[Collected data]
_ _ _ _ _
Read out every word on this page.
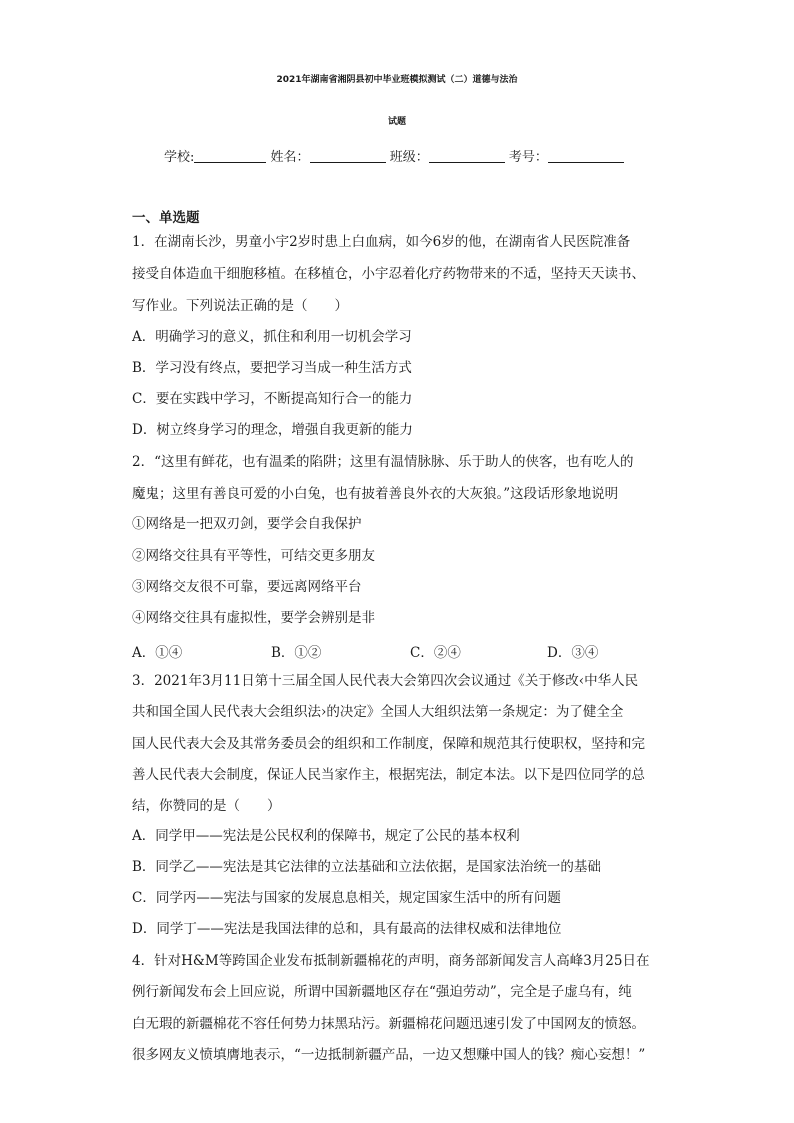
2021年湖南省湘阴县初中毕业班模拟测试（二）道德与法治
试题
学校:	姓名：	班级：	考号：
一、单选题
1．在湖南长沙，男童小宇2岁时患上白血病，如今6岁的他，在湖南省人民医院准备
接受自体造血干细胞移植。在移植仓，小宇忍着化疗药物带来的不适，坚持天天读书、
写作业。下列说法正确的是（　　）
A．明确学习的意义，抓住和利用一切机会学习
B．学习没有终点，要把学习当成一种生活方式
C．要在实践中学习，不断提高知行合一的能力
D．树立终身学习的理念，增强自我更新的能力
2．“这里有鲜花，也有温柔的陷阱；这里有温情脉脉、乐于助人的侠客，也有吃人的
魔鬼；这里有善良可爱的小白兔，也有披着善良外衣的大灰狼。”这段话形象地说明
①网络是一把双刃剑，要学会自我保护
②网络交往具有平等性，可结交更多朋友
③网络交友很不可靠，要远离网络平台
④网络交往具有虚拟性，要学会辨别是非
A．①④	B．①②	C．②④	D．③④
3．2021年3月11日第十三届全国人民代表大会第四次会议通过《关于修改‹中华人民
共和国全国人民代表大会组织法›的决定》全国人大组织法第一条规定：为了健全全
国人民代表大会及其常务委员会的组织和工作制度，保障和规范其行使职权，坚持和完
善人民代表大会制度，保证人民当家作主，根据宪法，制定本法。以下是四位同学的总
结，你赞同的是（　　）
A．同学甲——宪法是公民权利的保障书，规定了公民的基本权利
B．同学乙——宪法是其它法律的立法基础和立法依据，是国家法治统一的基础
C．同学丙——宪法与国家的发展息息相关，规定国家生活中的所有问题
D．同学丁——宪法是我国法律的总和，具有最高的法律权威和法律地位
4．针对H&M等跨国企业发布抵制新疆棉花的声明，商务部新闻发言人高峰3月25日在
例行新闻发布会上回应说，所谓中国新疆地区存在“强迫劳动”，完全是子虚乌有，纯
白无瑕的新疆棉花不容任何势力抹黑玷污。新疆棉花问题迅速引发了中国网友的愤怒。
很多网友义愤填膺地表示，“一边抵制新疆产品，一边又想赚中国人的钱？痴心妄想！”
_ _ _ _ _
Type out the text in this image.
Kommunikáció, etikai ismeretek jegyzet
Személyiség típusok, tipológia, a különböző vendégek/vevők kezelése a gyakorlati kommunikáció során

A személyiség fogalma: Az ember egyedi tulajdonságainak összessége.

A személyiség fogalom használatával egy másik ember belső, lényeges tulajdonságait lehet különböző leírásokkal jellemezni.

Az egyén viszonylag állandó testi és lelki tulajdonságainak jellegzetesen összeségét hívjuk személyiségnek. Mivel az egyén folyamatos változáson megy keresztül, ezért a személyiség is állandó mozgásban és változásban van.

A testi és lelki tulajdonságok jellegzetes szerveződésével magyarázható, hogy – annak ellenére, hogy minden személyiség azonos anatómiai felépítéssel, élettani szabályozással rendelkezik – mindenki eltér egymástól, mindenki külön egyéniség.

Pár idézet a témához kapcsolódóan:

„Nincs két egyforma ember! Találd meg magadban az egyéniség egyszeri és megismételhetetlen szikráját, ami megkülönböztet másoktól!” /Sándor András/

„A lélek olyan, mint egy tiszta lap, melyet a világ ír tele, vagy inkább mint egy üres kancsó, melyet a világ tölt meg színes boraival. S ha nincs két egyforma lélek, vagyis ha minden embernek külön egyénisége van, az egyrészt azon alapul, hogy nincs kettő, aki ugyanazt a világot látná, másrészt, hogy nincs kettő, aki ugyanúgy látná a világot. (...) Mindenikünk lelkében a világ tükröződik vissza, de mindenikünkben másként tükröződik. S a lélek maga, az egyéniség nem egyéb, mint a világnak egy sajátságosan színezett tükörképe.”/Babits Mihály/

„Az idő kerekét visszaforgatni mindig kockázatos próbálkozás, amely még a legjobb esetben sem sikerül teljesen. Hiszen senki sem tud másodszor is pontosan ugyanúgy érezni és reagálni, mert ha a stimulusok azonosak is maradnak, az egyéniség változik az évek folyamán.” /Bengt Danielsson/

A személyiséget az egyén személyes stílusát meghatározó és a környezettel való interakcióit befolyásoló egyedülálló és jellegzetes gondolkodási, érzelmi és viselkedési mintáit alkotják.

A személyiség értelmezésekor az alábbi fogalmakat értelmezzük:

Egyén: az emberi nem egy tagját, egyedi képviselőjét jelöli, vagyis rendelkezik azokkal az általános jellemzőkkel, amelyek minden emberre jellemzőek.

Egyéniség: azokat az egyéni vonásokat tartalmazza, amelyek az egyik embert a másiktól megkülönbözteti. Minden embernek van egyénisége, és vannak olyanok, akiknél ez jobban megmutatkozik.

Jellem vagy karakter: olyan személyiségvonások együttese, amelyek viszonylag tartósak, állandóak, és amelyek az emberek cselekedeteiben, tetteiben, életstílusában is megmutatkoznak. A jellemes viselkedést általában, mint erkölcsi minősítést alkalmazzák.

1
_ _ _ _ _
- [What you will do]:
Show all lines above holding "rendelkezik".

- [Solution to this task]:
A testi és lelki tulajdonságok jellegzetes szerveződésével magyarázható, hogy – annak ellenére, hogy minden személyiség azonos anatómiai felépítéssel, élettani szabályozással rendelkezik – mindenki eltér egymástól, mindenki külön egyéniség.
Egyén: az emberi nem egy tagját, egyedi képviselőjét jelöli, vagyis rendelkezik azokkal az általános jellemzőkkel, amelyek minden emberre jellemzőek.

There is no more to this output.